━━━ EXERCISE DATA
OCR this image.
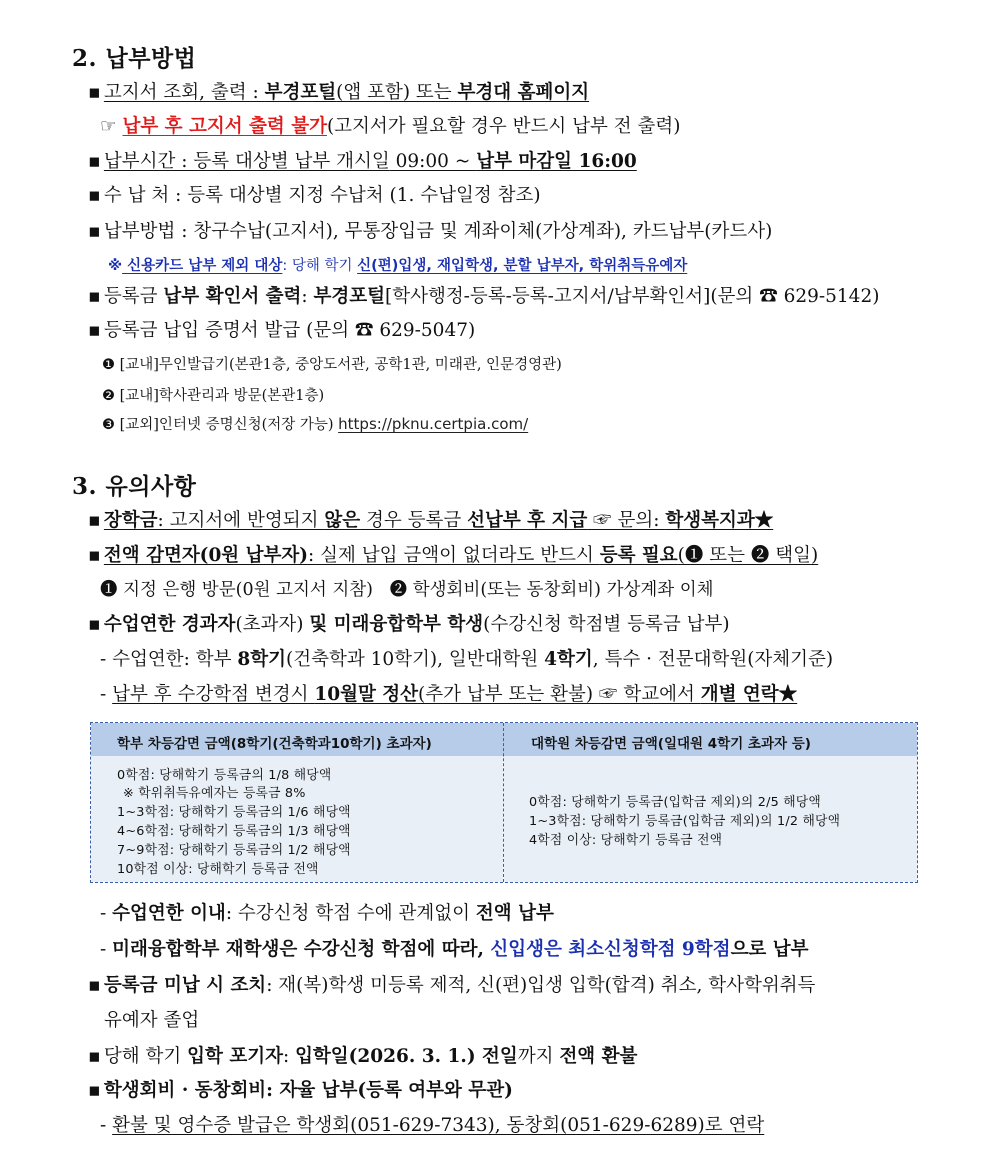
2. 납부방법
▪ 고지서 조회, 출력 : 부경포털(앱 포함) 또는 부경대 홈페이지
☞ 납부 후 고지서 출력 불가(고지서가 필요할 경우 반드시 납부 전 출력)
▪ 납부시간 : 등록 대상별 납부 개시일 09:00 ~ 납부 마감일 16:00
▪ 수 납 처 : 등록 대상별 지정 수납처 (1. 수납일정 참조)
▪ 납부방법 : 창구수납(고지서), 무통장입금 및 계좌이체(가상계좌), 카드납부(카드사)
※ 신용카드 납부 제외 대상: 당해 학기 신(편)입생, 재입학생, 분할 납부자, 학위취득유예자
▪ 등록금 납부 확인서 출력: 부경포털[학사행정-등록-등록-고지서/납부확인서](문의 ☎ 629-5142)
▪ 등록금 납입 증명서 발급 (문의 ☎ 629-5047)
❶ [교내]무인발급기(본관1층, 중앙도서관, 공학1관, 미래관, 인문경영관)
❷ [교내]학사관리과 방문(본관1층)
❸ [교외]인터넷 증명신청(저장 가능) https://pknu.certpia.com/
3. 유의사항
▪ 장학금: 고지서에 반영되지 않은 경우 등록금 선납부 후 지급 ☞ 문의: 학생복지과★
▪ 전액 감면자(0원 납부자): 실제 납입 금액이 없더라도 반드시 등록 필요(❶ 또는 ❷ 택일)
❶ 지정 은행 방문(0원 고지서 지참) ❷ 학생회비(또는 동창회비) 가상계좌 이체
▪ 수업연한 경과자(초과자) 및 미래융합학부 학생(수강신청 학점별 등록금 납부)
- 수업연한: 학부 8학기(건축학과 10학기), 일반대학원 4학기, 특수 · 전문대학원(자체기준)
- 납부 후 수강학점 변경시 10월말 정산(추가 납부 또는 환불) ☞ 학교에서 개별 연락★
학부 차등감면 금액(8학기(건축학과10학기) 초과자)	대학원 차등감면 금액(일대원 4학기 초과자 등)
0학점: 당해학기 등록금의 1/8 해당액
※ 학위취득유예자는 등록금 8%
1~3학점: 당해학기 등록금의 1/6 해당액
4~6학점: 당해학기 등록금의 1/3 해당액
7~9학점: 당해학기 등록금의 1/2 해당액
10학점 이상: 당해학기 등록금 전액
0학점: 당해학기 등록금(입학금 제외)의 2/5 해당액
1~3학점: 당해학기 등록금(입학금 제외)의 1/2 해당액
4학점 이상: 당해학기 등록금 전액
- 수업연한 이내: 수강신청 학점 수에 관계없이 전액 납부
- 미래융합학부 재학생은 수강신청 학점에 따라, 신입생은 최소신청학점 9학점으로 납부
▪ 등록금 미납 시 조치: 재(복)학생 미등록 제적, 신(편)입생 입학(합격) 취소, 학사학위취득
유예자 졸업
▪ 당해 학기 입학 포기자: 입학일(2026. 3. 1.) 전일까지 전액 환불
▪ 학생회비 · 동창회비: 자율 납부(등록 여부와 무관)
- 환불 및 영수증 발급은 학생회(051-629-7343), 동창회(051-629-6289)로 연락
━━━━━━
GIVEN PROBLEM: Every record must be copied exactly, with the pictures left out.

WRITTEN REPLY:
OCR this image.
2. 납부방법
▪ 고지서 조회, 출력 : 부경포털(앱 포함) 또는 부경대 홈페이지
☞ 납부 후 고지서 출력 불가(고지서가 필요할 경우 반드시 납부 전 출력)
▪ 납부시간 : 등록 대상별 납부 개시일 09:00 ~ 납부 마감일 16:00
▪ 수 납 처 : 등록 대상별 지정 수납처 (1. 수납일정 참조)
▪ 납부방법 : 창구수납(고지서), 무통장입금 및 계좌이체(가상계좌), 카드납부(카드사)
※ 신용카드 납부 제외 대상: 당해 학기 신(편)입생, 재입학생, 분할 납부자, 학위취득유예자
▪ 등록금 납부 확인서 출력: 부경포털[학사행정-등록-등록-고지서/납부확인서](문의 ☎ 629-5142)
▪ 등록금 납입 증명서 발급 (문의 ☎ 629-5047)
❶ [교내]무인발급기(본관1층, 중앙도서관, 공학1관, 미래관, 인문경영관)
❷ [교내]학사관리과 방문(본관1층)
❸ [교외]인터넷 증명신청(저장 가능) https://pknu.certpia.com/
3. 유의사항
▪ 장학금: 고지서에 반영되지 않은 경우 등록금 선납부 후 지급 ☞ 문의: 학생복지과★
▪ 전액 감면자(0원 납부자): 실제 납입 금액이 없더라도 반드시 등록 필요(❶ 또는 ❷ 택일)
❶ 지정 은행 방문(0원 고지서 지참) ❷ 학생회비(또는 동창회비) 가상계좌 이체
▪ 수업연한 경과자(초과자) 및 미래융합학부 학생(수강신청 학점별 등록금 납부)
- 수업연한: 학부 8학기(건축학과 10학기), 일반대학원 4학기, 특수 · 전문대학원(자체기준)
- 납부 후 수강학점 변경시 10월말 정산(추가 납부 또는 환불) ☞ 학교에서 개별 연락★
학부 차등감면 금액(8학기(건축학과10학기) 초과자)	대학원 차등감면 금액(일대원 4학기 초과자 등)
0학점: 당해학기 등록금의 1/8 해당액
※ 학위취득유예자는 등록금 8%
1~3학점: 당해학기 등록금의 1/6 해당액
4~6학점: 당해학기 등록금의 1/3 해당액
7~9학점: 당해학기 등록금의 1/2 해당액
10학점 이상: 당해학기 등록금 전액
0학점: 당해학기 등록금(입학금 제외)의 2/5 해당액
1~3학점: 당해학기 등록금(입학금 제외)의 1/2 해당액
4학점 이상: 당해학기 등록금 전액
- 수업연한 이내: 수강신청 학점 수에 관계없이 전액 납부
- 미래융합학부 재학생은 수강신청 학점에 따라, 신입생은 최소신청학점 9학점으로 납부
▪ 등록금 미납 시 조치: 재(복)학생 미등록 제적, 신(편)입생 입학(합격) 취소, 학사학위취득
유예자 졸업
▪ 당해 학기 입학 포기자: 입학일(2026. 3. 1.) 전일까지 전액 환불
▪ 학생회비 · 동창회비: 자율 납부(등록 여부와 무관)
- 환불 및 영수증 발급은 학생회(051-629-7343), 동창회(051-629-6289)로 연락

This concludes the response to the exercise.